● **Requirement**
Print out every record exactly as it appears.
[Start of Records provided]
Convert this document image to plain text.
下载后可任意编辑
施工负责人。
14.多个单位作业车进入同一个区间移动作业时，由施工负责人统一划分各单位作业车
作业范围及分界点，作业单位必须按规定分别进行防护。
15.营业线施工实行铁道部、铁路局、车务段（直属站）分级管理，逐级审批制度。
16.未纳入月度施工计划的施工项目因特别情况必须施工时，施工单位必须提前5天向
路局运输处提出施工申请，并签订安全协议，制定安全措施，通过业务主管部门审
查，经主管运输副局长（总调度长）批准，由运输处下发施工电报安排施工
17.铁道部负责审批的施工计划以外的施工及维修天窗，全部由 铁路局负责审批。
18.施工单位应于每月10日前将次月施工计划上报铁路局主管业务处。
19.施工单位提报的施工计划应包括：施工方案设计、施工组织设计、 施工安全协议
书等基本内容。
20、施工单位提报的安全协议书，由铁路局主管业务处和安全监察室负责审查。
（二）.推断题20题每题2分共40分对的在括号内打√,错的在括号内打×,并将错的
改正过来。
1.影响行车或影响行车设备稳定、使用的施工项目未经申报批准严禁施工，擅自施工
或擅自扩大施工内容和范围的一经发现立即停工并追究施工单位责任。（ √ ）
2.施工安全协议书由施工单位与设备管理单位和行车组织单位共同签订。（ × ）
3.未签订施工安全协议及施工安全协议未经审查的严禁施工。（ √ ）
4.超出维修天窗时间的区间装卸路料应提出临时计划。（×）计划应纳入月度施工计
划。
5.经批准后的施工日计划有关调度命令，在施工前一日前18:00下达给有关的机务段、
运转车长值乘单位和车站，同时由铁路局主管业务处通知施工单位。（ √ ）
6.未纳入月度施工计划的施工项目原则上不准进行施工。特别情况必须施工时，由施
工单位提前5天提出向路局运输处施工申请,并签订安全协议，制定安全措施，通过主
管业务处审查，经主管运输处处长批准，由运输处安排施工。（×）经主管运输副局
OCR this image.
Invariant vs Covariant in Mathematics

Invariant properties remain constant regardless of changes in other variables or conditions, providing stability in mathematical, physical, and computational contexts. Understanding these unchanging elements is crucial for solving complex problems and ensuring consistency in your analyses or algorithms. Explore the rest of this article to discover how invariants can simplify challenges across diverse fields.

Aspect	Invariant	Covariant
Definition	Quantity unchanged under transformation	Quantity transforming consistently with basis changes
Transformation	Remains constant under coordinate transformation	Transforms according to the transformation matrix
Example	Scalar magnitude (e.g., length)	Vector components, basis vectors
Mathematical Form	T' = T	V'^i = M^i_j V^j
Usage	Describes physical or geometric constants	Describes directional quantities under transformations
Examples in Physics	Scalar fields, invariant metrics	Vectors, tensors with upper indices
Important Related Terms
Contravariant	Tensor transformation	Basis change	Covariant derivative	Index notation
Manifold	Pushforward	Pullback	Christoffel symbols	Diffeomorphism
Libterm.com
[End of Records provided]
● **Reply to the task**
Convert this document image to plain text.
下载后可任意编辑
施工负责人。
14.多个单位作业车进入同一个区间移动作业时，由施工负责人统一划分各单位作业车
作业范围及分界点，作业单位必须按规定分别进行防护。
15.营业线施工实行铁道部、铁路局、车务段（直属站）分级管理，逐级审批制度。
16.未纳入月度施工计划的施工项目因特别情况必须施工时，施工单位必须提前5天向
路局运输处提出施工申请，并签订安全协议，制定安全措施，通过业务主管部门审
查，经主管运输副局长（总调度长）批准，由运输处下发施工电报安排施工
17.铁道部负责审批的施工计划以外的施工及维修天窗，全部由 铁路局负责审批。
18.施工单位应于每月10日前将次月施工计划上报铁路局主管业务处。
19.施工单位提报的施工计划应包括：施工方案设计、施工组织设计、 施工安全协议
书等基本内容。
20、施工单位提报的安全协议书，由铁路局主管业务处和安全监察室负责审查。
（二）.推断题20题每题2分共40分对的在括号内打√,错的在括号内打×,并将错的
改正过来。
1.影响行车或影响行车设备稳定、使用的施工项目未经申报批准严禁施工，擅自施工
或擅自扩大施工内容和范围的一经发现立即停工并追究施工单位责任。（ √ ）
2.施工安全协议书由施工单位与设备管理单位和行车组织单位共同签订。（ × ）
3.未签订施工安全协议及施工安全协议未经审查的严禁施工。（ √ ）
4.超出维修天窗时间的区间装卸路料应提出临时计划。（×）计划应纳入月度施工计
划。
5.经批准后的施工日计划有关调度命令，在施工前一日前18:00下达给有关的机务段、
运转车长值乘单位和车站，同时由铁路局主管业务处通知施工单位。（ √ ）
6.未纳入月度施工计划的施工项目原则上不准进行施工。特别情况必须施工时，由施
工单位提前5天提出向路局运输处施工申请,并签订安全协议，制定安全措施，通过主
管业务处审查，经主管运输处处长批准，由运输处安排施工。（×）经主管运输副局
OCR this image.
Invariant vs Covariant in Mathematics

Invariant properties remain constant regardless of changes in other variables or conditions, providing stability in mathematical, physical, and computational contexts. Understanding these unchanging elements is crucial for solving complex problems and ensuring consistency in your analyses or algorithms. Explore the rest of this article to discover how invariants can simplify challenges across diverse fields.

Aspect	Invariant	Covariant
Definition	Quantity unchanged under transformation	Quantity transforming consistently with basis changes
Transformation	Remains constant under coordinate transformation	Transforms according to the transformation matrix
Example	Scalar magnitude (e.g., length)	Vector components, basis vectors
Mathematical Form	T' = T	V'^i = M^i_j V^j
Usage	Describes physical or geometric constants	Describes directional quantities under transformations
Examples in Physics	Scalar fields, invariant metrics	Vectors, tensors with upper indices
Important Related Terms
Contravariant	Tensor transformation	Basis change	Covariant derivative	Index notation
Manifold	Pushforward	Pullback	Christoffel symbols	Diffeomorphism
Libterm.com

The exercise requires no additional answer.